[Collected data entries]
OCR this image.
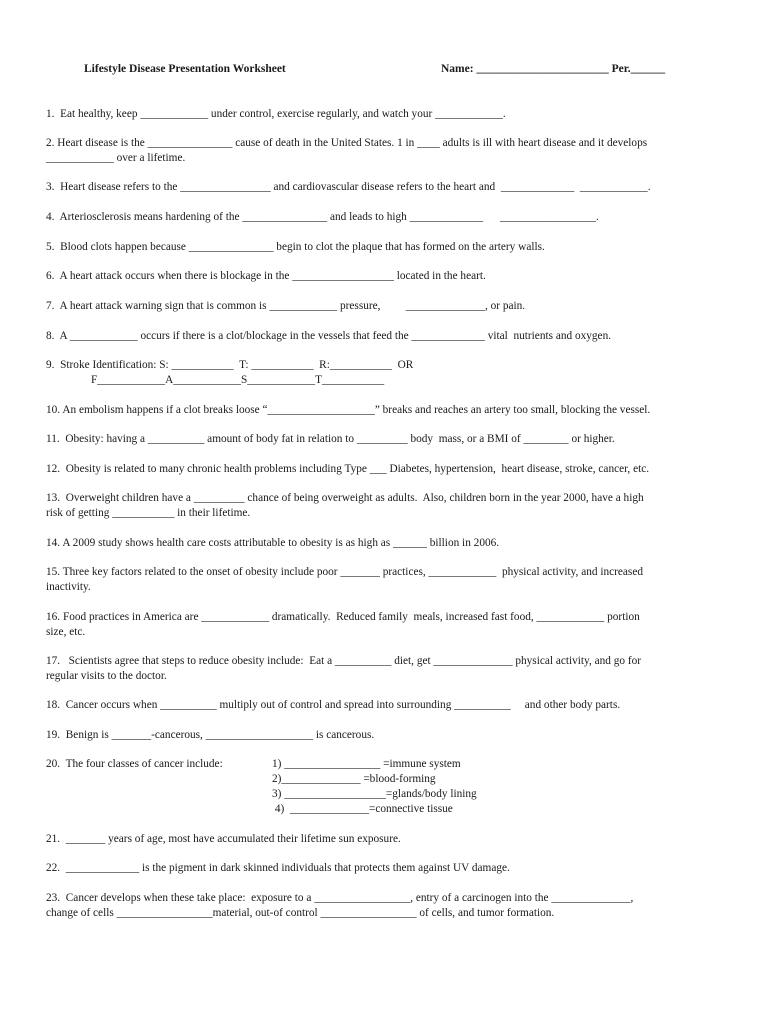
Lifestyle Disease Presentation Worksheet	Name: _______________________ Per.______
1.  Eat healthy, keep ____________ under control, exercise regularly, and watch your ____________.
2. Heart disease is the _______________ cause of death in the United States. 1 in ____ adults is ill with heart disease and it develops
____________ over a lifetime.
3.  Heart disease refers to the ________________ and cardiovascular disease refers to the heart and  _____________  ____________.
4.  Arteriosclerosis means hardening of the _______________ and leads to high _____________      _________________.
5.  Blood clots happen because _______________ begin to clot the plaque that has formed on the artery walls.
6.  A heart attack occurs when there is blockage in the __________________ located in the heart.
7.  A heart attack warning sign that is common is ____________ pressure,         ______________, or pain.
8.  A ____________ occurs if there is a clot/blockage in the vessels that feed the _____________ vital  nutrients and oxygen.
9.  Stroke Identification: S: ___________  T: ___________  R:___________  OR
F____________A____________S____________T___________
10. An embolism happens if a clot breaks loose “___________________” breaks and reaches an artery too small, blocking the vessel.
11.  Obesity: having a __________ amount of body fat in relation to _________ body  mass, or a BMI of ________ or higher.
12.  Obesity is related to many chronic health problems including Type ___ Diabetes, hypertension,  heart disease, stroke, cancer, etc.
13.  Overweight children have a _________ chance of being overweight as adults.  Also, children born in the year 2000, have a high
risk of getting ___________ in their lifetime.
14. A 2009 study shows health care costs attributable to obesity is as high as ______ billion in 2006.
15. Three key factors related to the onset of obesity include poor _______ practices, ____________  physical activity, and increased
inactivity.
16. Food practices in America are ____________ dramatically.  Reduced family  meals, increased fast food, ____________ portion
size, etc.
17.   Scientists agree that steps to reduce obesity include:  Eat a __________ diet, get ______________ physical activity, and go for
regular visits to the doctor.
18.  Cancer occurs when __________ multiply out of control and spread into surrounding __________     and other body parts.
19.  Benign is _______-cancerous, ___________________ is cancerous.
20.  The four classes of cancer include:	1) _________________ =immune system
2)______________ =blood-forming
3) __________________=glands/body lining
4)  ______________=connective tissue
21.  _______ years of age, most have accumulated their lifetime sun exposure.
22.  _____________ is the pigment in dark skinned individuals that protects them against UV damage.
23.  Cancer develops when these take place:  exposure to a _________________, entry of a carcinogen into the ______________,
change of cells _________________material, out-of control _________________ of cells, and tumor formation.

• _Description of the task_: When copying the data above, repeat every word exactly and drop the pictures.

• _Reply_:
OCR this image.
Lifestyle Disease Presentation Worksheet	Name: _______________________ Per.______
1.  Eat healthy, keep ____________ under control, exercise regularly, and watch your ____________.
2. Heart disease is the _______________ cause of death in the United States. 1 in ____ adults is ill with heart disease and it develops
____________ over a lifetime.
3.  Heart disease refers to the ________________ and cardiovascular disease refers to the heart and  _____________  ____________.
4.  Arteriosclerosis means hardening of the _______________ and leads to high _____________      _________________.
5.  Blood clots happen because _______________ begin to clot the plaque that has formed on the artery walls.
6.  A heart attack occurs when there is blockage in the __________________ located in the heart.
7.  A heart attack warning sign that is common is ____________ pressure,         ______________, or pain.
8.  A ____________ occurs if there is a clot/blockage in the vessels that feed the _____________ vital  nutrients and oxygen.
9.  Stroke Identification: S: ___________  T: ___________  R:___________  OR
F____________A____________S____________T___________
10. An embolism happens if a clot breaks loose “___________________” breaks and reaches an artery too small, blocking the vessel.
11.  Obesity: having a __________ amount of body fat in relation to _________ body  mass, or a BMI of ________ or higher.
12.  Obesity is related to many chronic health problems including Type ___ Diabetes, hypertension,  heart disease, stroke, cancer, etc.
13.  Overweight children have a _________ chance of being overweight as adults.  Also, children born in the year 2000, have a high
risk of getting ___________ in their lifetime.
14. A 2009 study shows health care costs attributable to obesity is as high as ______ billion in 2006.
15. Three key factors related to the onset of obesity include poor _______ practices, ____________  physical activity, and increased
inactivity.
16. Food practices in America are ____________ dramatically.  Reduced family  meals, increased fast food, ____________ portion
size, etc.
17.   Scientists agree that steps to reduce obesity include:  Eat a __________ diet, get ______________ physical activity, and go for
regular visits to the doctor.
18.  Cancer occurs when __________ multiply out of control and spread into surrounding __________     and other body parts.
19.  Benign is _______-cancerous, ___________________ is cancerous.
20.  The four classes of cancer include:	1) _________________ =immune system
2)______________ =blood-forming
3) __________________=glands/body lining
4)  ______________=connective tissue
21.  _______ years of age, most have accumulated their lifetime sun exposure.
22.  _____________ is the pigment in dark skinned individuals that protects them against UV damage.
23.  Cancer develops when these take place:  exposure to a _________________, entry of a carcinogen into the ______________,
change of cells _________________material, out-of control _________________ of cells, and tumor formation.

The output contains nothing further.